> _Given problem_
Give the data a second time, exactly and in full.

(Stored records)
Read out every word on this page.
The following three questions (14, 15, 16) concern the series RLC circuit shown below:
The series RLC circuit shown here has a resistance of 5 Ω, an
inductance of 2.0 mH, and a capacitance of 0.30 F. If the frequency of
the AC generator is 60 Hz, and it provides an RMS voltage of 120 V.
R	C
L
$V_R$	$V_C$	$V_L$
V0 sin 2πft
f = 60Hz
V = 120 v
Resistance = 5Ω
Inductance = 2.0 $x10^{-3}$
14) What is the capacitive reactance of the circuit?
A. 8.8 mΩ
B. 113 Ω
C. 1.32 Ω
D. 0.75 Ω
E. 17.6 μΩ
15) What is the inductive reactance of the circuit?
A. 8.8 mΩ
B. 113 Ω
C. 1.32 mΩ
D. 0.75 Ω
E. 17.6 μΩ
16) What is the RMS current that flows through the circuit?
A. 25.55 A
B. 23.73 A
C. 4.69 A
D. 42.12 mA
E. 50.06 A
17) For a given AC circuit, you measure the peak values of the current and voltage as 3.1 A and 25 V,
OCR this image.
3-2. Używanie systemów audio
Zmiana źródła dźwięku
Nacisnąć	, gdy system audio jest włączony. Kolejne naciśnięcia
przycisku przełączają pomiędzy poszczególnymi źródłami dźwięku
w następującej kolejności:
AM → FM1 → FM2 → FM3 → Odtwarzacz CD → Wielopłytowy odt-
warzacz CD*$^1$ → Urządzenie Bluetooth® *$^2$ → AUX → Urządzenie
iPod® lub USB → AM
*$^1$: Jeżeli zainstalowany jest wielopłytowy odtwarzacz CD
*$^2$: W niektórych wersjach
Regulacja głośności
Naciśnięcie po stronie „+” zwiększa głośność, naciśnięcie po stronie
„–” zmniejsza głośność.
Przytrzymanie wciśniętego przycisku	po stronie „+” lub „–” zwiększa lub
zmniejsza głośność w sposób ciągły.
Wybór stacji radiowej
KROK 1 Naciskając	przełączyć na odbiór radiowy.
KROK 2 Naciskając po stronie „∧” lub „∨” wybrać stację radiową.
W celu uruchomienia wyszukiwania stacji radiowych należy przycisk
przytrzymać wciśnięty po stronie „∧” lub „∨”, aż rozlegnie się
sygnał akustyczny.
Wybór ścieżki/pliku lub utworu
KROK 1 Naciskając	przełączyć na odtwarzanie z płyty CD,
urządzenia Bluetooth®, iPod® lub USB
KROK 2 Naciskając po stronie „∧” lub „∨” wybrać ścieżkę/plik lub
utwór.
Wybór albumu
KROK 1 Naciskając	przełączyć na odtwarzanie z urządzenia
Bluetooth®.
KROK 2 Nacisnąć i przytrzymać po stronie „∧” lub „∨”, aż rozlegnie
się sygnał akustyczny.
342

> _Answer for the task_
Read out every word on this page.
The following three questions (14, 15, 16) concern the series RLC circuit shown below:
The series RLC circuit shown here has a resistance of 5 Ω, an
inductance of 2.0 mH, and a capacitance of 0.30 F. If the frequency of
the AC generator is 60 Hz, and it provides an RMS voltage of 120 V.
R	C
L
$V_R$	$V_C$	$V_L$
V0 sin 2πft
f = 60Hz
V = 120 v
Resistance = 5Ω
Inductance = 2.0 $x10^{-3}$
14) What is the capacitive reactance of the circuit?
A. 8.8 mΩ
B. 113 Ω
C. 1.32 Ω
D. 0.75 Ω
E. 17.6 μΩ
15) What is the inductive reactance of the circuit?
A. 8.8 mΩ
B. 113 Ω
C. 1.32 mΩ
D. 0.75 Ω
E. 17.6 μΩ
16) What is the RMS current that flows through the circuit?
A. 25.55 A
B. 23.73 A
C. 4.69 A
D. 42.12 mA
E. 50.06 A
17) For a given AC circuit, you measure the peak values of the current and voltage as 3.1 A and 25 V,
OCR this image.
3-2. Używanie systemów audio
Zmiana źródła dźwięku
Nacisnąć	, gdy system audio jest włączony. Kolejne naciśnięcia
przycisku przełączają pomiędzy poszczególnymi źródłami dźwięku
w następującej kolejności:
AM → FM1 → FM2 → FM3 → Odtwarzacz CD → Wielopłytowy odt-
warzacz CD*$^1$ → Urządzenie Bluetooth® *$^2$ → AUX → Urządzenie
iPod® lub USB → AM
*$^1$: Jeżeli zainstalowany jest wielopłytowy odtwarzacz CD
*$^2$: W niektórych wersjach
Regulacja głośności
Naciśnięcie po stronie „+” zwiększa głośność, naciśnięcie po stronie
„–” zmniejsza głośność.
Przytrzymanie wciśniętego przycisku	po stronie „+” lub „–” zwiększa lub
zmniejsza głośność w sposób ciągły.
Wybór stacji radiowej
KROK 1 Naciskając	przełączyć na odbiór radiowy.
KROK 2 Naciskając po stronie „∧” lub „∨” wybrać stację radiową.
W celu uruchomienia wyszukiwania stacji radiowych należy przycisk
przytrzymać wciśnięty po stronie „∧” lub „∨”, aż rozlegnie się
sygnał akustyczny.
Wybór ścieżki/pliku lub utworu
KROK 1 Naciskając	przełączyć na odtwarzanie z płyty CD,
urządzenia Bluetooth®, iPod® lub USB
KROK 2 Naciskając po stronie „∧” lub „∨” wybrać ścieżkę/plik lub
utwór.
Wybór albumu
KROK 1 Naciskając	przełączyć na odtwarzanie z urządzenia
Bluetooth®.
KROK 2 Nacisnąć i przytrzymać po stronie „∧” lub „∨”, aż rozlegnie
się sygnał akustyczny.
342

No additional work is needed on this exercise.